▶ [Fragmento]
= = =

Fuente texto: Catálogo exposición El retrato español. Del Greco a Picasso.

Diego Velázquez (1599-1660): Doña Mariana de Austria, ca. 1652-1653Diego Velázquez (1599-1660): Doña Mariana de Austria, ca. 1652-1653.
Óleo sobre lienzo, 234 x 131,5 cm
Madrid, Museo Nacional del Prado, P-1191


Mariana de Austria (1634-1696) era hija de los emperadores Fernando III y María de Hungría, hermana esta última de Felipe IV. La joven se casó con su tío carnal en 1649 sin haber cumplido los quince años de edad, para paliar los reveses familiares de 1644 y 1646, cuando murieron Isabel de Francia y el príncipe Baltasar Carlos. La reina dio en 1661 un descendiente masculino para el trono español, un niño que reinaría con el nombre de Carlos II. Este manifestó muy pronto sus numerosos problemas físicos y alguna minusvalía psíquica, convirtiéndose en un personaje siempre tutelado por su madre, quien ocuparía la regencia del reino en 1665, tras la muerte de Felipe IV; momento en que se inicia un decenio turbulento tanto para España como para la propia Mariana.

= = =

▶ [Datos]
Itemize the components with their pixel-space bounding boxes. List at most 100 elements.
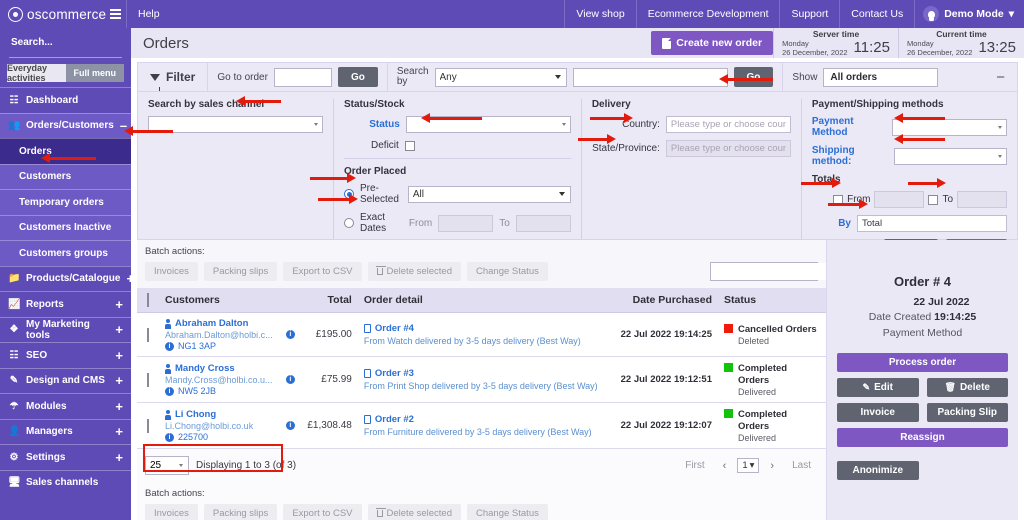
per-page-select[interactable]: 25 bbox=[145, 456, 189, 475]
customer-name-link[interactable]: Abraham Dalton bbox=[165, 318, 274, 329]
totals-by-select[interactable]: Total bbox=[857, 215, 1007, 232]
sidebar-item-temporary-orders[interactable]: Temporary orders bbox=[0, 189, 131, 215]
deficit-checkbox[interactable] bbox=[405, 141, 415, 151]
minus-icon[interactable]: − bbox=[984, 69, 1017, 86]
go-to-order-button[interactable]: Go bbox=[338, 67, 378, 87]
change-status-button[interactable]: Change Status bbox=[467, 504, 548, 520]
totals-from-input[interactable] bbox=[874, 191, 924, 208]
next-page-button[interactable]: › bbox=[763, 458, 781, 474]
expand-plus-icon[interactable]: + bbox=[115, 323, 123, 336]
sidebar-item-orders-customers[interactable]: 👥 Orders/Customers – bbox=[0, 113, 131, 139]
info-icon[interactable]: i bbox=[286, 375, 295, 384]
info-icon[interactable]: i bbox=[286, 330, 295, 339]
sidebar-item-design-and-cms[interactable]: ✎ Design and CMS + bbox=[0, 368, 131, 394]
first-page-button[interactable]: First bbox=[678, 458, 711, 473]
topnav-ecommerce-development[interactable]: Ecommerce Development bbox=[636, 0, 780, 28]
table-row[interactable]: Mandy Cross Mandy.Cross@holbi.co.u... i … bbox=[137, 357, 826, 403]
delete-selected-button[interactable]: Delete selected bbox=[368, 504, 461, 520]
status-select[interactable] bbox=[406, 116, 571, 133]
sales-channel-select[interactable] bbox=[148, 116, 323, 133]
column-date-purchased[interactable]: Date Purchased bbox=[606, 288, 718, 313]
sidebar-item-products-catalogue[interactable]: 📁 Products/Catalogue + bbox=[0, 266, 131, 292]
export-to-csv-button[interactable]: Export to CSV bbox=[283, 504, 361, 520]
edit-button[interactable]: ✎ Edit bbox=[837, 378, 919, 397]
expand-plus-icon[interactable]: + bbox=[115, 425, 123, 438]
brand-logo[interactable]: oscommerce bbox=[0, 0, 104, 28]
sidebar-item-orders[interactable]: Orders bbox=[0, 138, 131, 164]
search-input[interactable] bbox=[9, 36, 131, 49]
customer-name-link[interactable]: Mandy Cross bbox=[165, 363, 274, 374]
state-input[interactable] bbox=[666, 140, 791, 157]
select-all-checkbox[interactable] bbox=[147, 293, 149, 307]
customer-name-link[interactable]: Li Chong bbox=[165, 409, 274, 420]
totals-to-checkbox[interactable] bbox=[928, 195, 938, 205]
change-status-button[interactable]: Change Status bbox=[467, 262, 548, 281]
payment-method-select[interactable] bbox=[892, 119, 1007, 136]
info-icon[interactable]: i bbox=[286, 421, 295, 430]
process-order-button[interactable]: Process order bbox=[837, 353, 1008, 372]
delete-selected-button[interactable]: Delete selected bbox=[368, 262, 461, 281]
expand-plus-icon[interactable]: + bbox=[115, 451, 123, 464]
export-to-csv-button[interactable]: Export to CSV bbox=[283, 262, 361, 281]
totals-from-checkbox[interactable] bbox=[833, 195, 843, 205]
date-from-input[interactable] bbox=[438, 215, 493, 232]
country-input[interactable] bbox=[666, 116, 791, 133]
invoice-button[interactable]: Invoice bbox=[837, 403, 919, 422]
topnav-help[interactable]: Help bbox=[126, 0, 171, 28]
expand-plus-icon[interactable]: + bbox=[115, 374, 123, 387]
sidebar-item-reports[interactable]: 📈 Reports + bbox=[0, 291, 131, 317]
packing-slips-button[interactable]: Packing slips bbox=[204, 504, 277, 520]
sidebar-item-managers[interactable]: 👤 Managers + bbox=[0, 419, 131, 445]
search-term-input[interactable] bbox=[573, 68, 728, 87]
row-checkbox[interactable] bbox=[147, 373, 149, 387]
preselected-radio[interactable] bbox=[344, 189, 354, 199]
expand-plus-icon[interactable]: + bbox=[115, 400, 123, 413]
row-checkbox[interactable] bbox=[147, 419, 149, 433]
preselected-select[interactable]: All bbox=[408, 186, 571, 203]
sidebar-item-customers-inactive[interactable]: Customers Inactive bbox=[0, 215, 131, 241]
row-checkbox[interactable] bbox=[147, 328, 149, 342]
invoices-button[interactable]: Invoices bbox=[145, 504, 198, 520]
expand-plus-icon[interactable]: + bbox=[115, 298, 123, 311]
reassign-button[interactable]: Reassign bbox=[837, 428, 1008, 447]
expand-plus-icon[interactable]: + bbox=[115, 349, 123, 362]
sidebar-item-customers-groups[interactable]: Customers groups bbox=[0, 240, 131, 266]
collapse-minus-icon[interactable]: – bbox=[120, 119, 127, 132]
sidebar-item-modules[interactable]: ☂ Modules + bbox=[0, 393, 131, 419]
toggle-everyday-activities[interactable]: Everyday activities bbox=[7, 64, 66, 82]
sidebar-search[interactable] bbox=[9, 28, 122, 58]
sidebar-item-seo[interactable]: ☷ SEO + bbox=[0, 342, 131, 368]
prev-page-button[interactable]: ‹ bbox=[716, 458, 734, 474]
column-status[interactable]: Status bbox=[718, 288, 826, 313]
date-to-input[interactable] bbox=[516, 215, 571, 232]
sidebar-item-dashboard[interactable]: ☷ Dashboard bbox=[0, 87, 131, 113]
order-link[interactable]: Order #4 bbox=[364, 323, 600, 334]
search-by-select[interactable]: Any bbox=[435, 68, 567, 87]
packing-slips-button[interactable]: Packing slips bbox=[204, 262, 277, 281]
topnav-view-shop[interactable]: View shop bbox=[564, 0, 635, 28]
table-row[interactable]: Li Chong Li.Chong@holbi.co.uk i 225700 bbox=[137, 403, 826, 449]
last-page-button[interactable]: Last bbox=[785, 458, 818, 473]
column-total[interactable]: Total bbox=[280, 288, 358, 313]
sidebar-item-my-marketing-tools[interactable]: ❖ My Marketing tools + bbox=[0, 317, 131, 343]
user-menu[interactable]: Demo Mode ▾ bbox=[914, 0, 1024, 28]
totals-to-input[interactable] bbox=[957, 191, 1007, 208]
toggle-full-menu[interactable]: Full menu bbox=[66, 64, 125, 82]
hamburger-icon[interactable] bbox=[104, 0, 126, 28]
topnav-contact-us[interactable]: Contact Us bbox=[839, 0, 914, 28]
exact-dates-radio[interactable] bbox=[344, 218, 354, 228]
sidebar-item-settings[interactable]: ⚙ Settings + bbox=[0, 444, 131, 470]
order-link[interactable]: Order #3 bbox=[364, 368, 600, 379]
go-to-order-input[interactable] bbox=[274, 68, 332, 87]
shipping-method-select[interactable] bbox=[894, 148, 1007, 165]
anonimize-button[interactable]: Anonimize bbox=[837, 461, 919, 480]
show-select[interactable]: All orders bbox=[823, 68, 938, 87]
create-new-order-button[interactable]: Create new order bbox=[651, 31, 773, 55]
table-row[interactable]: Abraham Dalton Abraham.Dalton@holbi.c...… bbox=[137, 313, 826, 357]
invoices-button[interactable]: Invoices bbox=[145, 262, 198, 281]
topnav-support[interactable]: Support bbox=[779, 0, 839, 28]
column-customers[interactable]: Customers bbox=[159, 288, 280, 313]
order-link[interactable]: Order #2 bbox=[364, 414, 600, 425]
current-page-select[interactable]: 1 ▾ bbox=[737, 458, 759, 473]
table-search[interactable] bbox=[710, 262, 818, 281]
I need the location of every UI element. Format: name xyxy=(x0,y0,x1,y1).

= = =

▶ [Consigna escrita 1]
Según el fragmento, ¿en qué año se casó Mariana de Austria?
▶ [Consigna escrita 2]
¿Por qué se casó Mariana de Austria con su tío carnal, según el fragmento? Explícalo en una a tres oraciones.
▶ [Consigna escrita 3]
Copia sin cambios el tramo del fragmento que va desde "Óleo sobre lienzo, 234" hasta "la propia Mariana.".
Las líneas no tienen ningún papel en esto.

▶ [Respuesta correcta 1]
En 1649, sin haber cumplido aún los quince años.

▶ [Respuesta correcta 2]
El matrimonio buscaba paliar los reveses familiares de 1644 y 1646. En esos años murieron Isabel de Francia y el príncipe Baltasar Carlos.

▶ [Respuesta correcta 3]
Óleo sobre lienzo, 234 x 131,5 cm
Madrid, Museo Nacional del Prado, P-1191


Mariana de Austria (1634-1696) era hija de los emperadores Fernando III y María de Hungría, hermana esta última de Felipe IV. La joven se casó con su tío carnal en 1649 sin haber cumplido los quince años de edad, para paliar los reveses familiares de 1644 y 1646, cuando murieron Isabel de Francia y el príncipe Baltasar Carlos. La reina dio en 1661 un descendiente masculino para el trono español, un niño que reinaría con el nombre de Carlos II. Este manifestó muy pronto sus numerosos problemas físicos y alguna minusvalía psíquica, convirtiéndose en un personaje siempre tutelado por su madre, quien ocuparía la regencia del reino en 1665, tras la muerte de Felipe IV; momento en que se inicia un decenio turbulento tanto para España como para la propia Mariana.